■ INSTRUCTIONS TO FOLLOW: Below are records; count the lines that contain "πρὸς" and give only the total.

◆ ◆ ◆

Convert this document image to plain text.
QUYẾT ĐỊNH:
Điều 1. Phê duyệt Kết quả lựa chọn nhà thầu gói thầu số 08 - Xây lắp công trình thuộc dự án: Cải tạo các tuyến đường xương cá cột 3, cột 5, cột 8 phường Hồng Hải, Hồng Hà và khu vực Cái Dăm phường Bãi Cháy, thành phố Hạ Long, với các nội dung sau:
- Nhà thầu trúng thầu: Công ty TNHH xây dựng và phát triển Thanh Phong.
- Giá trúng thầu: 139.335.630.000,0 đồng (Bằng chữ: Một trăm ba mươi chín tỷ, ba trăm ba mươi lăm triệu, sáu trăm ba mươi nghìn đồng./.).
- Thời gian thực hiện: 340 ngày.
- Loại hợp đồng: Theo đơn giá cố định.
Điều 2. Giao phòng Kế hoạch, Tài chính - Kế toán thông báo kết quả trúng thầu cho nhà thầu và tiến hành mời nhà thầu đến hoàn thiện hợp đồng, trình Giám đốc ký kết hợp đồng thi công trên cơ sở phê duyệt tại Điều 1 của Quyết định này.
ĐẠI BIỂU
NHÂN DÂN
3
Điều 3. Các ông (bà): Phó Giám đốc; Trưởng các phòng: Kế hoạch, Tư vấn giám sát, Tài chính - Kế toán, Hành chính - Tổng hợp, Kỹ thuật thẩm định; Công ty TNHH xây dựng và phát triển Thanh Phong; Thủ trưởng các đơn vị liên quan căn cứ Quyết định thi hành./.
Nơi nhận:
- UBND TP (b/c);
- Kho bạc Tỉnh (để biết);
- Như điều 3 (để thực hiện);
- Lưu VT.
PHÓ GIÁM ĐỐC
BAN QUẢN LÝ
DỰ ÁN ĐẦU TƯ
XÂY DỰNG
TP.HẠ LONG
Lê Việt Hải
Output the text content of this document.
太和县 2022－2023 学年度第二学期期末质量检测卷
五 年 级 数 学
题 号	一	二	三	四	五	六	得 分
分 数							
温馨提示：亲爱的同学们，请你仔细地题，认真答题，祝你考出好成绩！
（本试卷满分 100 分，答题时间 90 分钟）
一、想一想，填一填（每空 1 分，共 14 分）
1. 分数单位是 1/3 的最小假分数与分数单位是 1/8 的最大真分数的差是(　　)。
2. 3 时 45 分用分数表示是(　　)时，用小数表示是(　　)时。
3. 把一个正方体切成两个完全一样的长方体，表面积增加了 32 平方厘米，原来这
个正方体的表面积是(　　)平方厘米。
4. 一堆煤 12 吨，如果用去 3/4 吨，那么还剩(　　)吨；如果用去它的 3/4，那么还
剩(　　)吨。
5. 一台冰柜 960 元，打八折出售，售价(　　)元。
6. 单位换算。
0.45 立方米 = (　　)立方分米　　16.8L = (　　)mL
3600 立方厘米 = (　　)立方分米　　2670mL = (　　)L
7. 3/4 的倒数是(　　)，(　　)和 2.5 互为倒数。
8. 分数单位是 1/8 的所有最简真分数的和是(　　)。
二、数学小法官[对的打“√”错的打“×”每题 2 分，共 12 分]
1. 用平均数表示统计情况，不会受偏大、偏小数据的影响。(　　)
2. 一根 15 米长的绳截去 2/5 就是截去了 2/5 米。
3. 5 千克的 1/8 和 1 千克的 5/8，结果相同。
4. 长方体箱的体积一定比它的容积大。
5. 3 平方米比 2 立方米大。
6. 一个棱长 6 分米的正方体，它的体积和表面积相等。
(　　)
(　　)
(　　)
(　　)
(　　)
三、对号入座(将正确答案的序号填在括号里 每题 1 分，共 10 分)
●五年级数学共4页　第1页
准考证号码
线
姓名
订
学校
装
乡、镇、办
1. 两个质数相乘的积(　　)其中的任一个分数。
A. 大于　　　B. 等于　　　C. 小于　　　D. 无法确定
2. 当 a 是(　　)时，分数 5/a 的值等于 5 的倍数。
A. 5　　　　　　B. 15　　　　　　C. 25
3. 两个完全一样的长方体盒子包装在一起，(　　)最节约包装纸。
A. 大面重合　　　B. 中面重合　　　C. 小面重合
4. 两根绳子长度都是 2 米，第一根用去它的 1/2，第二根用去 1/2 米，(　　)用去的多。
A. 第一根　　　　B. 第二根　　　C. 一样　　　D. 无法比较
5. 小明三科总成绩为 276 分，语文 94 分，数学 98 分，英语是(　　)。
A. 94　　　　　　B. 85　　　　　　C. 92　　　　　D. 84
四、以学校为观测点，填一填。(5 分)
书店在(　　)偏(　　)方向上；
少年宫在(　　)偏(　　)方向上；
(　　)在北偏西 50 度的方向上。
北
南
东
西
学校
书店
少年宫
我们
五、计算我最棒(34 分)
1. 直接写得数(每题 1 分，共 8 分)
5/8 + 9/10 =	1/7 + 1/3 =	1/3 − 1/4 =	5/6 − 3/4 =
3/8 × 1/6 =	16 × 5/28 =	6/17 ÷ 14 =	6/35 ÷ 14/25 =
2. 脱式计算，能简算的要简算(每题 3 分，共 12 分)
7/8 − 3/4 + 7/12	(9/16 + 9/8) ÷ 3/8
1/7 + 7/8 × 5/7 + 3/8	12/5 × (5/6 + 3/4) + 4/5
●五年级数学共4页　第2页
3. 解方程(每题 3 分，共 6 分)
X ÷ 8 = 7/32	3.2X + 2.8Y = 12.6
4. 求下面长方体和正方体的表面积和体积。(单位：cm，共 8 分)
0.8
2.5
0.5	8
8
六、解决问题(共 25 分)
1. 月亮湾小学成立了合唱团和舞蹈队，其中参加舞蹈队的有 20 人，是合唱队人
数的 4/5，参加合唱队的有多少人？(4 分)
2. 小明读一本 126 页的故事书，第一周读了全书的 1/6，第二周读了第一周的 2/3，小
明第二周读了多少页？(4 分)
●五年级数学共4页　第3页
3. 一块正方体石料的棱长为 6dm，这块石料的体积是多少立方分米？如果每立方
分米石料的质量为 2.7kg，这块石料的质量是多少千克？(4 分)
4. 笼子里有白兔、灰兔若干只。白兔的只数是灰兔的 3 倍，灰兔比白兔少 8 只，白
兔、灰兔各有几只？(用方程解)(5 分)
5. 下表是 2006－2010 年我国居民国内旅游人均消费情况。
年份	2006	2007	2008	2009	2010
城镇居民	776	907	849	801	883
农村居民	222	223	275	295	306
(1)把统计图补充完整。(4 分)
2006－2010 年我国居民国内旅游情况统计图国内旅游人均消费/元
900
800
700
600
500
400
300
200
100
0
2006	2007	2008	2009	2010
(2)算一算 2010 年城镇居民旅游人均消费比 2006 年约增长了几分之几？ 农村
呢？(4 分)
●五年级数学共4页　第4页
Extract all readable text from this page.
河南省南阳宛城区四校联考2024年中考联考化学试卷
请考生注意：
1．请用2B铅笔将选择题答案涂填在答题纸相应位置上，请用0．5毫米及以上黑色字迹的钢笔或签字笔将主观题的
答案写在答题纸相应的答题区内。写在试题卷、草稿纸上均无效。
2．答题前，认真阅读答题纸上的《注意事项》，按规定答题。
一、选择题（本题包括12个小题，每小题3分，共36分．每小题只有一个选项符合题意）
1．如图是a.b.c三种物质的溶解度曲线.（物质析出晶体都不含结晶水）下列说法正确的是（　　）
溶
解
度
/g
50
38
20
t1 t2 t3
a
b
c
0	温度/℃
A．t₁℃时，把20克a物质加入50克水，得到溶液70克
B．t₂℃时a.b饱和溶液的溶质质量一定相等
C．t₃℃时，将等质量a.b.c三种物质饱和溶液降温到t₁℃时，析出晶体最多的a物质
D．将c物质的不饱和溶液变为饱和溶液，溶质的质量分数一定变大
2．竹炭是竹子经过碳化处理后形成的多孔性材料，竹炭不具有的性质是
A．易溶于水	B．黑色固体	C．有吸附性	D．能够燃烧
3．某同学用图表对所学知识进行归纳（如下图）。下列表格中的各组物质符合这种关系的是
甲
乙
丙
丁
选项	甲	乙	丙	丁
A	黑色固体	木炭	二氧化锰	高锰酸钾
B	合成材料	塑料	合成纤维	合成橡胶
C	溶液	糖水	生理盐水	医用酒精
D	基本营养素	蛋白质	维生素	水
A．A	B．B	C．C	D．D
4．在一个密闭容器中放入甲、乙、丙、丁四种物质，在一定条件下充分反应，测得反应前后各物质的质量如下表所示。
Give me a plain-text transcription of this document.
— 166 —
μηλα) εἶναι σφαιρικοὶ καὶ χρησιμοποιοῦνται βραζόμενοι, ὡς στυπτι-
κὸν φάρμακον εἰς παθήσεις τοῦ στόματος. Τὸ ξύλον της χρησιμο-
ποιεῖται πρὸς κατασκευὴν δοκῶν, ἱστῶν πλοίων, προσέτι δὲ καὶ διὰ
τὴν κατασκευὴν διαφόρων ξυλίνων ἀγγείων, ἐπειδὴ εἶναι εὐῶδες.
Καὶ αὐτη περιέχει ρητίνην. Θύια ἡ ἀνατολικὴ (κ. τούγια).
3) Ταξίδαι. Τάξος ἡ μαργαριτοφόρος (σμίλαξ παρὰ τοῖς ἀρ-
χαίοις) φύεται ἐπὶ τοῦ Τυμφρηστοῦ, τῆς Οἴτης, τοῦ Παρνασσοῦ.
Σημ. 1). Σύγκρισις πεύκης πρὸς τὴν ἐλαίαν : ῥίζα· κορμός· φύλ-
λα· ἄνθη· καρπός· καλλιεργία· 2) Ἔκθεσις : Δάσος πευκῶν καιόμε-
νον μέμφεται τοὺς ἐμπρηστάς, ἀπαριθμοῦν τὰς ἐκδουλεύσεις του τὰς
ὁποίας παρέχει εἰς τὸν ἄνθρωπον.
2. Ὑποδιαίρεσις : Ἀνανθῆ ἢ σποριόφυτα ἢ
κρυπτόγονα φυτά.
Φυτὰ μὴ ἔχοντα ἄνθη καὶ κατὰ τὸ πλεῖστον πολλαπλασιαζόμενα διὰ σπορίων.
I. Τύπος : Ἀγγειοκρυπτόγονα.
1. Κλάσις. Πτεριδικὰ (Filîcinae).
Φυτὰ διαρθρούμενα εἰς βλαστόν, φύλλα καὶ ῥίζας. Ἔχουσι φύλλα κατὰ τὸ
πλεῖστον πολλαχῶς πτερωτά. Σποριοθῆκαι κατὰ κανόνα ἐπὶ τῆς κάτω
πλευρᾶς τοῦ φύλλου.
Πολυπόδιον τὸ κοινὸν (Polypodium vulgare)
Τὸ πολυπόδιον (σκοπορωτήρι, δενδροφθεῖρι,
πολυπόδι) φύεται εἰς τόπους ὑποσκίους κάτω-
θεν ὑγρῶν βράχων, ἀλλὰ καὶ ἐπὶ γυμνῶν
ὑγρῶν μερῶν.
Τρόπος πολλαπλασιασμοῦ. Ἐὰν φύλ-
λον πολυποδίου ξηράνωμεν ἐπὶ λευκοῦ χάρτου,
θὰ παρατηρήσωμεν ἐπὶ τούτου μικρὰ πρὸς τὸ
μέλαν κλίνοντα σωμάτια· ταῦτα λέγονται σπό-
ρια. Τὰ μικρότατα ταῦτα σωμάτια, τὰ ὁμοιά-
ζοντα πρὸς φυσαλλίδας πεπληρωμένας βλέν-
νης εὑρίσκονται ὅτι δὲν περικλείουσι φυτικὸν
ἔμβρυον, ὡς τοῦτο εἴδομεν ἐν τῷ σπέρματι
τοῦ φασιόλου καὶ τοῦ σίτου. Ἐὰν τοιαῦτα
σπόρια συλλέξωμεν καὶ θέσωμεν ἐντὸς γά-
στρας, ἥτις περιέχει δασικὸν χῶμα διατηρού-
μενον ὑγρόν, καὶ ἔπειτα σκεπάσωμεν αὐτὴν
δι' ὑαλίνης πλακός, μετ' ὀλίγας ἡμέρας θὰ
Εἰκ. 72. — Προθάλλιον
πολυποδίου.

◆ ◆ ◆

■ TASK ANSWER: 4